Quais são as razões?
O cientista político e doutor em História Mauro Gaglietti explicou que há duas formas de as pessoas se tornarem moradores de rua. Uma delas seria por problemas ligados á família e a outra estaria relacionada a aspectos financeiros.
A desilusão no âmbito familiar, como desavenças ou empecilhos no convívio, provoca em algumas pessoas uma tristeza profunda. A família, o trabalho, o estudo deixam de ser importantes. Não há mais sentido de existência, apenas de sobrevivência. Os problemas financeiros e de vulnerabilidade social são outros motivos que acabam contribuindo para a decisão de morar na rua. "Essa questão está ligada à dificuldade em conseguir se sustentar. No entanto, essas pessoas quando têm a possibilidade de mudar de vida, se empenham, ao contrário daqueles que tiveram uma desilusão familiar", disse o pesquisador.
Muitos moradores de rua não aceitam ajuda
A assistente social Katiane Bones Camargo, da Semcas (Secretaria de Cidadania e Assistência Social), informou que há muita dificuldade na hora da abordagem da equipe. A resistência em não aceitar ajuda é o principal problema. Katiane disse que muitas pessoas decidem por ficar na rua por ter os laços familiares fragilizados. O alcoolismo também foi citado como um dos grandes problemas.
A Semcas oferece o serviço da ronda social, que circula pelas principais ruas da cidade e nos locais de denúncias em busca de moradores de rua para levá-los ao albergue municipal. O abrigo oferece alimentação, cama e banheiros para higiene. Os moradores de rua são convidados a mudar de vida por meio da inserção em programas sociais e com a qualificação profissional. "O albergue é uma casa de passagem, uma estratégia emergencial. No entanto, o local serve para a secretaria fazer o resgate dessas pessoas", explicou a assistente social.
O albergue tem algumas normas, como horários definidos para alimentação e higiene, e a necessidade de identificação. Segundo Katiane, essas regras não são bem recebidas pelos moradores de rua. "Muitos não se adaptam. Na rua eles fazem o horário que eles querem. Os moradores de rua não têm um planejamento de vida", disse a assistente social.

Material para análise =>

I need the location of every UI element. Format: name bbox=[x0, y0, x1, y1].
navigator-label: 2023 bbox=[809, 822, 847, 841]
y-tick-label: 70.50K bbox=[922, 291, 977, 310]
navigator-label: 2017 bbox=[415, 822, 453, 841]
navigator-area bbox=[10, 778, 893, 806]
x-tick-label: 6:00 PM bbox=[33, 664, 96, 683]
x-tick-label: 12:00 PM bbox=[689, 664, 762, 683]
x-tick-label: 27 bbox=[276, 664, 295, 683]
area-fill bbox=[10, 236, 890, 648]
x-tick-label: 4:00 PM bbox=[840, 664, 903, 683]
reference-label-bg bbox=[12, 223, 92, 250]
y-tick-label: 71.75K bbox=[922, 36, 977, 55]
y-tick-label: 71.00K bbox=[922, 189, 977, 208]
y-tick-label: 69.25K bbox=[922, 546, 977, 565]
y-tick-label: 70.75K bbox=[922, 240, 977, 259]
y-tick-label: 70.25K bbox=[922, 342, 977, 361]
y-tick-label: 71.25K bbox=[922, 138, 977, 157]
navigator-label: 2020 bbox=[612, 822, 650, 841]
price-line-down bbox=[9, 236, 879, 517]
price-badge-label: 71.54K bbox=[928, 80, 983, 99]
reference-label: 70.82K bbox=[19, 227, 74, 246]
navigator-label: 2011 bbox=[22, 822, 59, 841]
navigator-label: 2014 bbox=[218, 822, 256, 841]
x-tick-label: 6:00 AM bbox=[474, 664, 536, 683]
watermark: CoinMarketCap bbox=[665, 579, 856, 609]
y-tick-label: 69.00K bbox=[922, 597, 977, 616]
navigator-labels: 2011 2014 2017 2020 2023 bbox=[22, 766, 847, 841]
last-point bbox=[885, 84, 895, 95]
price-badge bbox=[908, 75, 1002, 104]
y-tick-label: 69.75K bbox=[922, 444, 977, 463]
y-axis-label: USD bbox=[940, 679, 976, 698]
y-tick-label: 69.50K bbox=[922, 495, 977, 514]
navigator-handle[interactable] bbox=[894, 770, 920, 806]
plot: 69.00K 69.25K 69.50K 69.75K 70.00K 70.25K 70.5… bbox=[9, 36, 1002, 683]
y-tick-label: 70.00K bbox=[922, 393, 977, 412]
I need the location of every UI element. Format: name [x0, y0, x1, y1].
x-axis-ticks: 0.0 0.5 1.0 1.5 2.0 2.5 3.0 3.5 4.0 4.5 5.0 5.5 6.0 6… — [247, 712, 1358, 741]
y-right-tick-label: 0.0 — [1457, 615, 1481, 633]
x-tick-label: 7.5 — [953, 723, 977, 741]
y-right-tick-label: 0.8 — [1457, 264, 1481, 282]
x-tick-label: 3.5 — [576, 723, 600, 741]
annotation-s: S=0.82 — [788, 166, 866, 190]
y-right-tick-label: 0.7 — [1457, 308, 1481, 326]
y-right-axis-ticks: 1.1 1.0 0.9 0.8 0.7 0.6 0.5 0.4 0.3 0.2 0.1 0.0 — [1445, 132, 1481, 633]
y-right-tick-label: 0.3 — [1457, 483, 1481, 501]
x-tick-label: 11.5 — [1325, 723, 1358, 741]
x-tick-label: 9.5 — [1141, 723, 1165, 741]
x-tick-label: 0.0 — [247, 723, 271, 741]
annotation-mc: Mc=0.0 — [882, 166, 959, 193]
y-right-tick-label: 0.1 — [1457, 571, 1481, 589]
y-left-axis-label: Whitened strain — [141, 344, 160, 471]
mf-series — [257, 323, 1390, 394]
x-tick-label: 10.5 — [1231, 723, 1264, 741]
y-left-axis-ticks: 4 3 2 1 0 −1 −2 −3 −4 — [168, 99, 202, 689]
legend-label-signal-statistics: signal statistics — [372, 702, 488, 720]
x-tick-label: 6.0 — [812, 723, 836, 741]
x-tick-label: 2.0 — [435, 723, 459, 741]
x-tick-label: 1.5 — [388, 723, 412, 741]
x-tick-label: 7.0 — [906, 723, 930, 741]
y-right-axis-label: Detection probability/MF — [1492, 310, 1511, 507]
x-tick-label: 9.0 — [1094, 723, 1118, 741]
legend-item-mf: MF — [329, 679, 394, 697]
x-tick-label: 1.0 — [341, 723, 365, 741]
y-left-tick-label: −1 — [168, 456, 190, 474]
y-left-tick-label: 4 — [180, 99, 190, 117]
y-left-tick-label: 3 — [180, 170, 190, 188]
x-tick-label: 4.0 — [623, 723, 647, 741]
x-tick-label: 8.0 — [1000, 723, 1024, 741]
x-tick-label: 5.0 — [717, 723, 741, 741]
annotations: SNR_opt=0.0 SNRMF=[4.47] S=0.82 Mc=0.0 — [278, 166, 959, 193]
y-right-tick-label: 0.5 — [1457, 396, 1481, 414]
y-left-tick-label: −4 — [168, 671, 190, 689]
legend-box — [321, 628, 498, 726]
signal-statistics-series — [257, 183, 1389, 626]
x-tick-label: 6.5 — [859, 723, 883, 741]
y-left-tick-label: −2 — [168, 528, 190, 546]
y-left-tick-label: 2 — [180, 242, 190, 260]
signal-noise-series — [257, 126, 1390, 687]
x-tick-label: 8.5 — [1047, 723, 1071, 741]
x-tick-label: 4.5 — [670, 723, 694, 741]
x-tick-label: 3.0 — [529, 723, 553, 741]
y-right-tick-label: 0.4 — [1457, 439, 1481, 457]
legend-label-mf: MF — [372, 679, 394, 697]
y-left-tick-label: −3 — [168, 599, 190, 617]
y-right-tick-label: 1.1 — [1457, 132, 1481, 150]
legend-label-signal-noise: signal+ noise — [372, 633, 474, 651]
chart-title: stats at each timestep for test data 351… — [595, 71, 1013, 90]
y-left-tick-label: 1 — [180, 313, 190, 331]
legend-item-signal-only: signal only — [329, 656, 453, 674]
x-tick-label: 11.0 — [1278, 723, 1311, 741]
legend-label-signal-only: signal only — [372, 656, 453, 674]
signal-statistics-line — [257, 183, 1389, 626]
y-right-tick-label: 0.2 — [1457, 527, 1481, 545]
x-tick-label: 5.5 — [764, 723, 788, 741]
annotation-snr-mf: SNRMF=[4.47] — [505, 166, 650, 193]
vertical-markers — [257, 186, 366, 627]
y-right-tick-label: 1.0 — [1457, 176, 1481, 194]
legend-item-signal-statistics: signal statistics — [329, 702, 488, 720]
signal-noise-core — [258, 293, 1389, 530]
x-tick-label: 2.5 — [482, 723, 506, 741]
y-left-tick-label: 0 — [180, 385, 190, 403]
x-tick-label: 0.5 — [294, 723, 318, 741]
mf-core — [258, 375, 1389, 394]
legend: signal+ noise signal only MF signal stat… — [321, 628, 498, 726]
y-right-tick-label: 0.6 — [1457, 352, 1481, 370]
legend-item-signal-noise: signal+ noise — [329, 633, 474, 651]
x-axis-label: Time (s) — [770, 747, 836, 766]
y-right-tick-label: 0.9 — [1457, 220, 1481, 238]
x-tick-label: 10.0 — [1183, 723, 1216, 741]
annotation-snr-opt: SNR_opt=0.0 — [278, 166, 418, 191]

O que se pede =>
Responda a estas perguntas sobre o texto dos moradores de rua:
1. Segundo Mauro Gaglietti, quais são as duas formas de as pessoas se tornarem moradores de rua?
2. Para Katiane Bones Camargo, qual é o principal problema na hora da abordagem da equipe?
3. O que o albergue municipal oferece?

Sua resposta =>
1. Problemas ligados à família e aspectos financeiros.
2. A resistência em não aceitar ajuda.
3. Alimentação, cama e banheiros para higiene.